▶ OBJECTIVE
Return the lines below that carry the word "title".

▶ INFORMATION SUPPLIED
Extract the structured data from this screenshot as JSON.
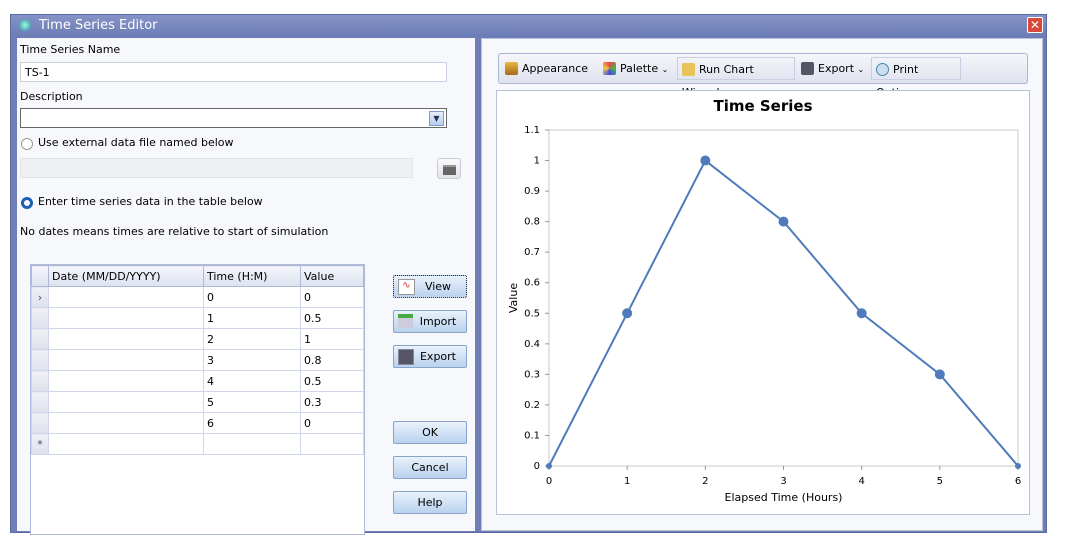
{
  "window": {
    "title": "Time Series Editor",
    "close": "✕"
  },
  "form": {
    "name_label": "Time Series Name",
    "name_value": "TS-1",
    "description_label": "Description",
    "description_value": "",
    "external_radio": "Use external data file named below",
    "external_file": "",
    "table_radio": "Enter time series data in the table below",
    "note": "No dates means times are relative to start of simulation"
  },
  "table": {
    "headers": [
      "Date (MM/DD/YYYY)",
      "Time (H:M)",
      "Value"
    ],
    "rows": [
      [
        "",
        "0",
        "0"
      ],
      [
        "",
        "1",
        "0.5"
      ],
      [
        "",
        "2",
        "1"
      ],
      [
        "",
        "3",
        "0.8"
      ],
      [
        "",
        "4",
        "0.5"
      ],
      [
        "",
        "5",
        "0.3"
      ],
      [
        "",
        "6",
        "0"
      ]
    ],
    "current_marker": "›",
    "new_marker": "*"
  },
  "buttons": {
    "view": "View",
    "import": "Import",
    "export": "Export",
    "ok": "OK",
    "cancel": "Cancel",
    "help": "Help"
  },
  "toolbar": {
    "appearance": "Appearance",
    "palette": "Palette",
    "wizard": "Run Chart Wizard",
    "export": "Export",
    "print": "Print Options",
    "dropdown": "⌄"
  },
  "chart_data": {
    "type": "line",
    "title": "Time Series",
    "xlabel": "Elapsed Time (Hours)",
    "ylabel": "Value",
    "x": [
      0,
      1,
      2,
      3,
      4,
      5,
      6
    ],
    "y": [
      0,
      0.5,
      1,
      0.8,
      0.5,
      0.3,
      0
    ],
    "xlim": [
      0,
      6
    ],
    "ylim": [
      0,
      1.1
    ],
    "xticks": [
      "0",
      "1",
      "2",
      "3",
      "4",
      "5",
      "6"
    ],
    "yticks": [
      "0",
      "0.1",
      "0.2",
      "0.3",
      "0.4",
      "0.5",
      "0.6",
      "0.7",
      "0.8",
      "0.9",
      "1",
      "1.1"
    ],
    "grid": false,
    "color": "#4f7bbd"
  }
}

▶ FINISHED EXERCISE
    "title": "Time Series Editor",
    "title": "Time Series",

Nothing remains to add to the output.